* Requirement
Every record must appear in your copy exactly as written, with no pictures.

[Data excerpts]
^^^^^^^^
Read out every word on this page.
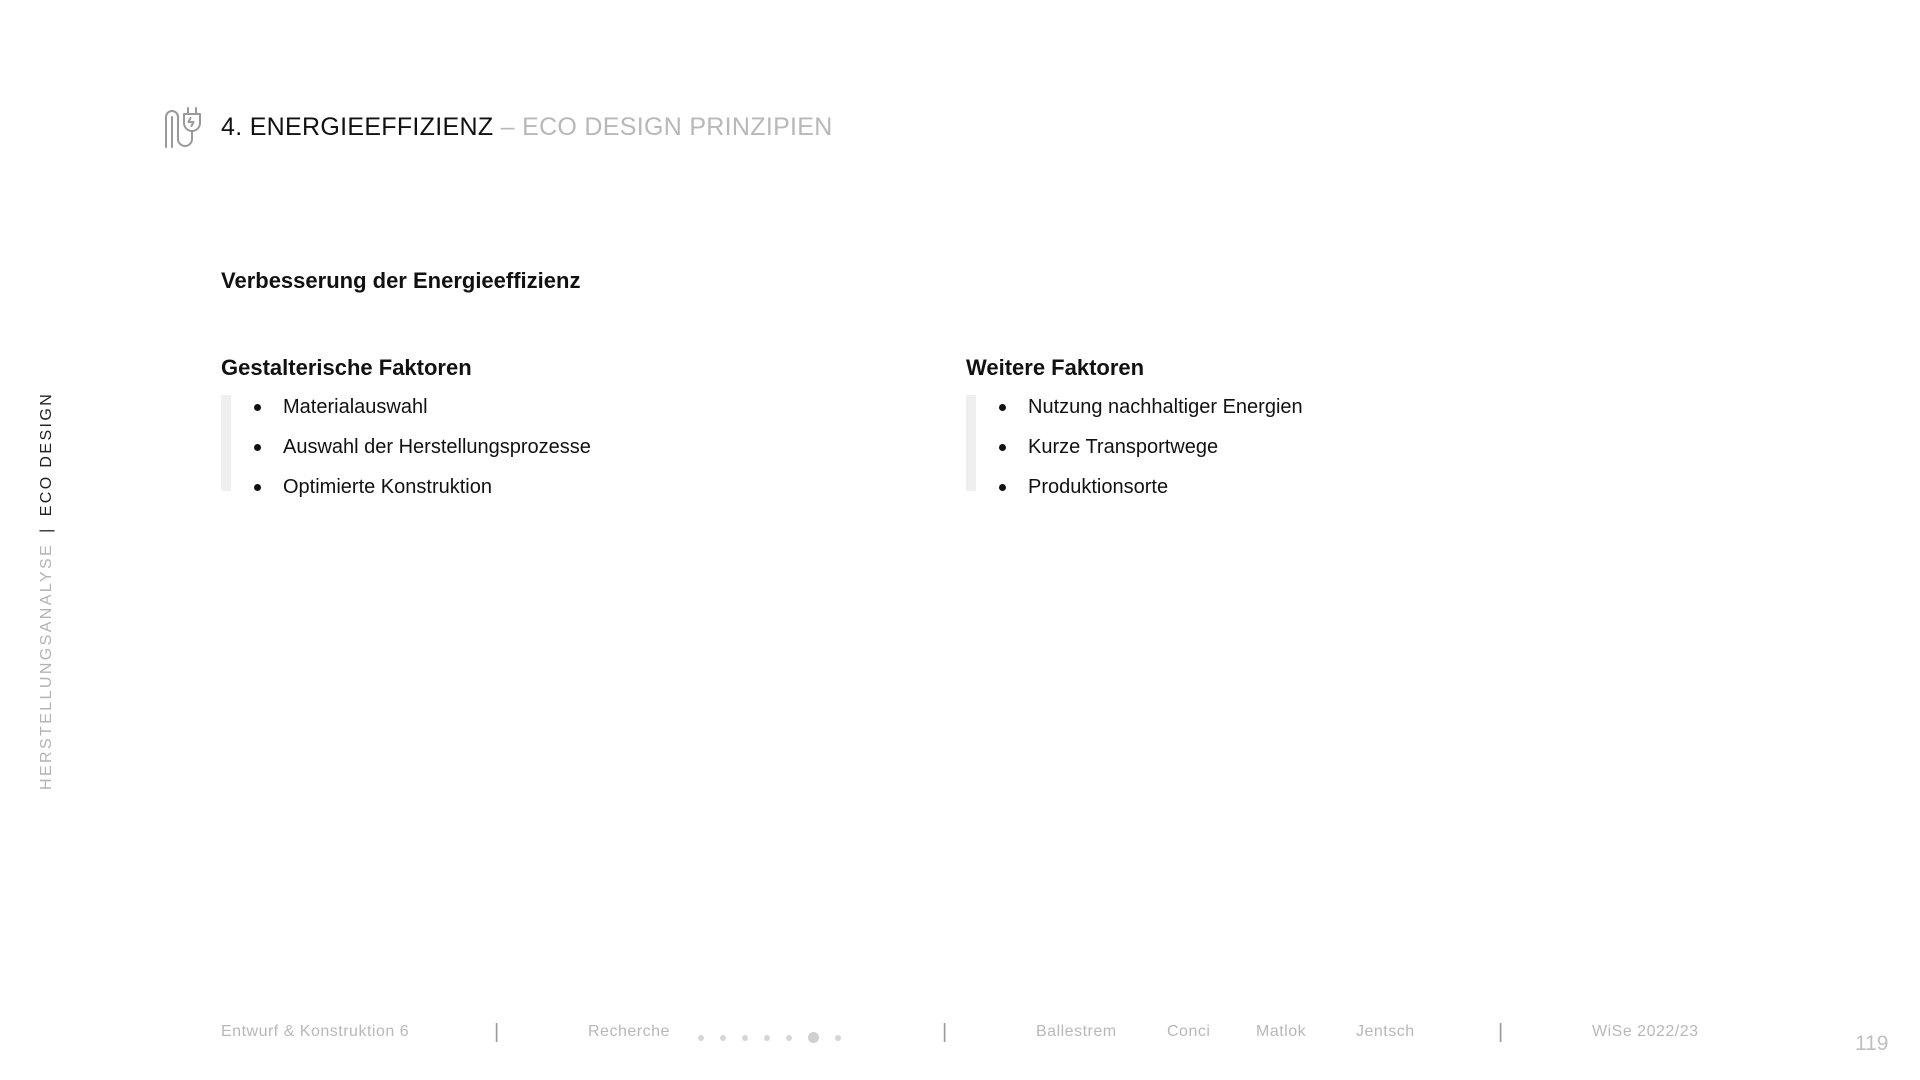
4. ENERGIEEFFIZIENZ – ECO DESIGN PRINZIPIEN
Verbesserung der Energieeffizienz
Gestalterische Faktoren
Materialauswahl
Auswahl der Herstellungsprozesse
Optimierte Konstruktion
Weitere Faktoren
Nutzung nachhaltiger Energien
Kurze Transportwege
Produktionsorte
HERSTELLUNGSANALYSE|ECO DESIGN
Entwurf & Konstruktion 6	|	Recherche	|	Ballestrem	Conci	Matlok	Jentsch	|	WiSe 2022/23
119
^^^^^^^^
* Task result
Read out every word on this page.
4. ENERGIEEFFIZIENZ – ECO DESIGN PRINZIPIEN
Verbesserung der Energieeffizienz
Gestalterische Faktoren
Materialauswahl
Auswahl der Herstellungsprozesse
Optimierte Konstruktion
Weitere Faktoren
Nutzung nachhaltiger Energien
Kurze Transportwege
Produktionsorte
HERSTELLUNGSANALYSE|ECO DESIGN
Entwurf & Konstruktion 6	|	Recherche	|	Ballestrem	Conci	Matlok	Jentsch	|	WiSe 2022/23
119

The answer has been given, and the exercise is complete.